### EXCERPTED RECORDS

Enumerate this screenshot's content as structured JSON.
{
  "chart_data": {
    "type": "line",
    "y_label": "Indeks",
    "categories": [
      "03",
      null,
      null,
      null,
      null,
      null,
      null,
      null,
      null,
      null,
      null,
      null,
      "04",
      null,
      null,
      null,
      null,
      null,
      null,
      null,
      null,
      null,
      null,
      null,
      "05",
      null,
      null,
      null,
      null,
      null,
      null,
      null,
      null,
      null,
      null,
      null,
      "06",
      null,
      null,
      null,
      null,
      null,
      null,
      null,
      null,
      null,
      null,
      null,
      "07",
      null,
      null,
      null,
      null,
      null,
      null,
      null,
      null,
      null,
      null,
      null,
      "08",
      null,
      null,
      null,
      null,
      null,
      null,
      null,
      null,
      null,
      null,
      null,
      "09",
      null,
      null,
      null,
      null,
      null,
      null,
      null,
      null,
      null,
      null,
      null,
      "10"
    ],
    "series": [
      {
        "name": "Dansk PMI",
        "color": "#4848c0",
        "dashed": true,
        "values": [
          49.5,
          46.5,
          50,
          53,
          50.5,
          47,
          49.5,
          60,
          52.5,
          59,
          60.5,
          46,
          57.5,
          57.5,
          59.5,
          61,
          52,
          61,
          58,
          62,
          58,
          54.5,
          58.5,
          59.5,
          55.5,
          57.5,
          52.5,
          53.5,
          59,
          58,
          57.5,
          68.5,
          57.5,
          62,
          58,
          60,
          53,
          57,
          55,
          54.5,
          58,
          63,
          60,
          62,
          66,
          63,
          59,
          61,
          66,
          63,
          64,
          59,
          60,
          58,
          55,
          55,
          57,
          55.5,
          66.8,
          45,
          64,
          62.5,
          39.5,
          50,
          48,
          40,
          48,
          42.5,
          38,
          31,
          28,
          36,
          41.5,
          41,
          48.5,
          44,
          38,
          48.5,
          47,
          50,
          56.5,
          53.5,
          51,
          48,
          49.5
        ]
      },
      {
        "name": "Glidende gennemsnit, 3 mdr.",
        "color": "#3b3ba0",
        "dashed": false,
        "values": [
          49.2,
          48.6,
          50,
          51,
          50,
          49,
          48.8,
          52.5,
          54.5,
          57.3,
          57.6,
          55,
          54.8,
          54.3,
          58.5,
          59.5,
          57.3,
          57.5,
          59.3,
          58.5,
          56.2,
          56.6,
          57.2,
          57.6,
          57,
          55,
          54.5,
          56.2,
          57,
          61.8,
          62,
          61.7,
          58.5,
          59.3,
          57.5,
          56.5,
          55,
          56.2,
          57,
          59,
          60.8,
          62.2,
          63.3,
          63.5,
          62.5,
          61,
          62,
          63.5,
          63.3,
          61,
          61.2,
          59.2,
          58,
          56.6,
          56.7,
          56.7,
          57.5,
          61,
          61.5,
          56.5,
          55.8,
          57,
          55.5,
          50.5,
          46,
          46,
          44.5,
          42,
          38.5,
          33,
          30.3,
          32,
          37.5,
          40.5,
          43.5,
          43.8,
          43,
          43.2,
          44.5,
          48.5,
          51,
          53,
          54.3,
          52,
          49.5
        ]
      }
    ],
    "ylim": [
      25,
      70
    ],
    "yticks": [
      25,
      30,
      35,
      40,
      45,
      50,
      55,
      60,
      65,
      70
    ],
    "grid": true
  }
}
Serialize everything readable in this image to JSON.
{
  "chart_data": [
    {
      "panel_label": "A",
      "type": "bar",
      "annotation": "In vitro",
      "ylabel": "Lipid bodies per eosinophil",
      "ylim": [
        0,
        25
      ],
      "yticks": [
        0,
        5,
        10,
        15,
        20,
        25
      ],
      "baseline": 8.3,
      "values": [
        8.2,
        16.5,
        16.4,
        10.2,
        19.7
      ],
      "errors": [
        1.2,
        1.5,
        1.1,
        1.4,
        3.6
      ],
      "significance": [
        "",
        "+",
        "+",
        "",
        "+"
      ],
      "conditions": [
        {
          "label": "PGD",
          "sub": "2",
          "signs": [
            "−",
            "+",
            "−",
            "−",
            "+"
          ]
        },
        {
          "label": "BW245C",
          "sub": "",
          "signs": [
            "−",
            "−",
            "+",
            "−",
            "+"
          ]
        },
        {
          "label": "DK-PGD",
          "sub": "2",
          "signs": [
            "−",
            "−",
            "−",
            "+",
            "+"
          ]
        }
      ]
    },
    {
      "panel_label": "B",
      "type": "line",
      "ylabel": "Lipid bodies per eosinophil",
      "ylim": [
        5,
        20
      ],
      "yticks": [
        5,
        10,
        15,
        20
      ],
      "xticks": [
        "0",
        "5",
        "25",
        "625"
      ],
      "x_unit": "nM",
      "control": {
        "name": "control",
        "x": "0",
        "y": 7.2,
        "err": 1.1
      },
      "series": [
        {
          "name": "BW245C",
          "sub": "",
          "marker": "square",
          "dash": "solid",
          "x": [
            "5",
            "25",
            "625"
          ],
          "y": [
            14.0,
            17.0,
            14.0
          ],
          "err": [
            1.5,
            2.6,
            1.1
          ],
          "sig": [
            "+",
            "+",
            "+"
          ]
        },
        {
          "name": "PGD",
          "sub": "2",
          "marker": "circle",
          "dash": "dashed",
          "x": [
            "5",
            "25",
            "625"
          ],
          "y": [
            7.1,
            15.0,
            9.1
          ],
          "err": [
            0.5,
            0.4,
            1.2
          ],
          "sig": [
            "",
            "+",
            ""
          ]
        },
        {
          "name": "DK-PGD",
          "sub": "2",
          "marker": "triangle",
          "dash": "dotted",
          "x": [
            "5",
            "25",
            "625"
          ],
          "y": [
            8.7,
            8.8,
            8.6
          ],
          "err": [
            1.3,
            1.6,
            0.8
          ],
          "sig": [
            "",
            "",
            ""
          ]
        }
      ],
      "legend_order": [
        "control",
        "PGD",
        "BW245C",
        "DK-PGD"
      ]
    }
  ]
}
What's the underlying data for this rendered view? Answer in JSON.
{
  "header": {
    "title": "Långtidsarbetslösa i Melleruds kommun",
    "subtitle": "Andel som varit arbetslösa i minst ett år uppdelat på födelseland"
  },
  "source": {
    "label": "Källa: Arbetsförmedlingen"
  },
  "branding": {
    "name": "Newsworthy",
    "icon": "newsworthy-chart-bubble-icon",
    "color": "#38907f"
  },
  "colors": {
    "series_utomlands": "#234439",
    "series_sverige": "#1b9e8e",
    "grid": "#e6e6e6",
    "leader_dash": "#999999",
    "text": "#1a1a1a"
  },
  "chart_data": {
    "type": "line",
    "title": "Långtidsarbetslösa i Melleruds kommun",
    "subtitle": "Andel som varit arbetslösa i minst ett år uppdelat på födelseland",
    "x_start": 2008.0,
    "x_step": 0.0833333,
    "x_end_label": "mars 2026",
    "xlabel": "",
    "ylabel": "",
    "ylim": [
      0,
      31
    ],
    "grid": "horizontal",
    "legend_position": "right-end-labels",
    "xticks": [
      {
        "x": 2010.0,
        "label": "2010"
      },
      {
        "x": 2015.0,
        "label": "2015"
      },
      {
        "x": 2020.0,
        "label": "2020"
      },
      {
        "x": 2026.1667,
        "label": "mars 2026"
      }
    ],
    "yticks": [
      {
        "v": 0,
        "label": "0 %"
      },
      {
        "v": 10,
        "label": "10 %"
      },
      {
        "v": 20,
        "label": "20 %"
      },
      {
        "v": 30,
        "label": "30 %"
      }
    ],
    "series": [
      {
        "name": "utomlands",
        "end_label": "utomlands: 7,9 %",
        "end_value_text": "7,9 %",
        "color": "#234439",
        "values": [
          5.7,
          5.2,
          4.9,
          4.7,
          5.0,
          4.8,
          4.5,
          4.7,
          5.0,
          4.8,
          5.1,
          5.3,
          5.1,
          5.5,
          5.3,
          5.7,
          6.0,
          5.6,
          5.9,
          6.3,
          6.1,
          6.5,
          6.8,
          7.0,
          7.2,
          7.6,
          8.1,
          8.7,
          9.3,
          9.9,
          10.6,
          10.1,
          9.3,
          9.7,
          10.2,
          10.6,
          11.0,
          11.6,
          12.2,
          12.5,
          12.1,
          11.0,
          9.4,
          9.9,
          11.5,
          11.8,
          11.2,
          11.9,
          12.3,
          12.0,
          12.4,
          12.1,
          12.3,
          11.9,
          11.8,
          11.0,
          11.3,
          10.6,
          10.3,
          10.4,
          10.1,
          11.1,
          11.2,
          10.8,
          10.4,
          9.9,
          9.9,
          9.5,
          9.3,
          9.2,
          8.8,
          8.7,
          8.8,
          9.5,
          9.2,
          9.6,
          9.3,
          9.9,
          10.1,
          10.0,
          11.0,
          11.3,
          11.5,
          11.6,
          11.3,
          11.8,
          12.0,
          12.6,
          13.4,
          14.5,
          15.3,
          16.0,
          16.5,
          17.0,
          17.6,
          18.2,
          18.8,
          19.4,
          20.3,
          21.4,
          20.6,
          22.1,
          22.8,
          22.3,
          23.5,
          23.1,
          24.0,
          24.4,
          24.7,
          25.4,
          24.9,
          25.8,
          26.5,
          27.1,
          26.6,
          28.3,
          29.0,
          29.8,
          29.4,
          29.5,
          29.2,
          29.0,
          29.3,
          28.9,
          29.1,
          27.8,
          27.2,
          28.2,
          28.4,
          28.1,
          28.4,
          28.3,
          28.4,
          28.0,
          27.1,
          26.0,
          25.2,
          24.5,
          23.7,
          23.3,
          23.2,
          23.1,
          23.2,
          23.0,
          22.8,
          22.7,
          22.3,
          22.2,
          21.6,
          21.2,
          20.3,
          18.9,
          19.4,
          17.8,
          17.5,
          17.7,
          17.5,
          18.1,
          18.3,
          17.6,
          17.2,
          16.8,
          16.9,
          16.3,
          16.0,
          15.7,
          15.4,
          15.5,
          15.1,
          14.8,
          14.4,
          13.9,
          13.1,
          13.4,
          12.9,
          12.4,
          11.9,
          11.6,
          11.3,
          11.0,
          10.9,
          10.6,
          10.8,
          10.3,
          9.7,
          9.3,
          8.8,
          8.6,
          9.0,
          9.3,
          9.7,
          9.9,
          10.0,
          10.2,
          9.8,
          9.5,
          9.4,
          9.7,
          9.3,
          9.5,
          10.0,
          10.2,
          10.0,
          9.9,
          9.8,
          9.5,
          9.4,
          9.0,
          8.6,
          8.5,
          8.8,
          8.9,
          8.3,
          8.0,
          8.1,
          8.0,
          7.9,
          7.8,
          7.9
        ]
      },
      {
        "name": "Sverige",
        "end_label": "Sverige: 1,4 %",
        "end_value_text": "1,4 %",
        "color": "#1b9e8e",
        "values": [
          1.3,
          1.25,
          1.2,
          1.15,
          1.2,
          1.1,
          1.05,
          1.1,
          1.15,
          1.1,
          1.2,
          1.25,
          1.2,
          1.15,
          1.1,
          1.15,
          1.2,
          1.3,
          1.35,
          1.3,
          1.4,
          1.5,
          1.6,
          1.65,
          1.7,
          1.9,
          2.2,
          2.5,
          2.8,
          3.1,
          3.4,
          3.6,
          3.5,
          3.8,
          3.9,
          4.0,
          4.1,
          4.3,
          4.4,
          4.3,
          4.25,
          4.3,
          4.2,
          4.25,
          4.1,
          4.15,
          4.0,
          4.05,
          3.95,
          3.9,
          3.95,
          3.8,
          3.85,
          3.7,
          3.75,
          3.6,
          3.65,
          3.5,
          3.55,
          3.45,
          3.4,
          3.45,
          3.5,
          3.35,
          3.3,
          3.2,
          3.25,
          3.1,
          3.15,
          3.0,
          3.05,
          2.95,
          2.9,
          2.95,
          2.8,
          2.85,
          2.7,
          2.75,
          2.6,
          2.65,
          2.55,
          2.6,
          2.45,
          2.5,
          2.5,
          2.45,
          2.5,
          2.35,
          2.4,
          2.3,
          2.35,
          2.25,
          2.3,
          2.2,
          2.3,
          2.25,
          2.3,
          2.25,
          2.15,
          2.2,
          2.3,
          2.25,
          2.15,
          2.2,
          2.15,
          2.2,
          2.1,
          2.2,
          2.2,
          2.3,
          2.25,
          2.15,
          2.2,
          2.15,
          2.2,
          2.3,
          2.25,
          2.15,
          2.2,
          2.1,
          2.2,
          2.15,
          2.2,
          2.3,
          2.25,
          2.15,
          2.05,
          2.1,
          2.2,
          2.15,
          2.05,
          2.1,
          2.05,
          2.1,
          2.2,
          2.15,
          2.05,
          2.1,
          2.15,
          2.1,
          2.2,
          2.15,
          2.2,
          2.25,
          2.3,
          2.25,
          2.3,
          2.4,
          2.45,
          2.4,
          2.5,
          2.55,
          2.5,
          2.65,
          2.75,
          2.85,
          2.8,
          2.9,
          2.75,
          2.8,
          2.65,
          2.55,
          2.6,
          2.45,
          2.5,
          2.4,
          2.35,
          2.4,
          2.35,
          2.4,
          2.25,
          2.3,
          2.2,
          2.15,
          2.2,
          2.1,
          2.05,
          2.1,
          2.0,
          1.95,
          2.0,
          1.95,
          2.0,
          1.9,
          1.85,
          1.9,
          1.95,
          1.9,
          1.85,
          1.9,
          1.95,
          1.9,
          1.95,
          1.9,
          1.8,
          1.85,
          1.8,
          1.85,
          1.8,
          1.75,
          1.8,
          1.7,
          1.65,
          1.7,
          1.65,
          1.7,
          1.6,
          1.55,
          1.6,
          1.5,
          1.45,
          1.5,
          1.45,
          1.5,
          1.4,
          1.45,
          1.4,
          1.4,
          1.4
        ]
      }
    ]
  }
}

######

Each line above that includes "minst" should be shown.

→ **THE OUTPUT**
    "subtitle": "Andel som varit arbetslösa i minst ett år uppdelat på födelseland"
    "subtitle": "Andel som varit arbetslösa i minst ett år uppdelat på födelseland",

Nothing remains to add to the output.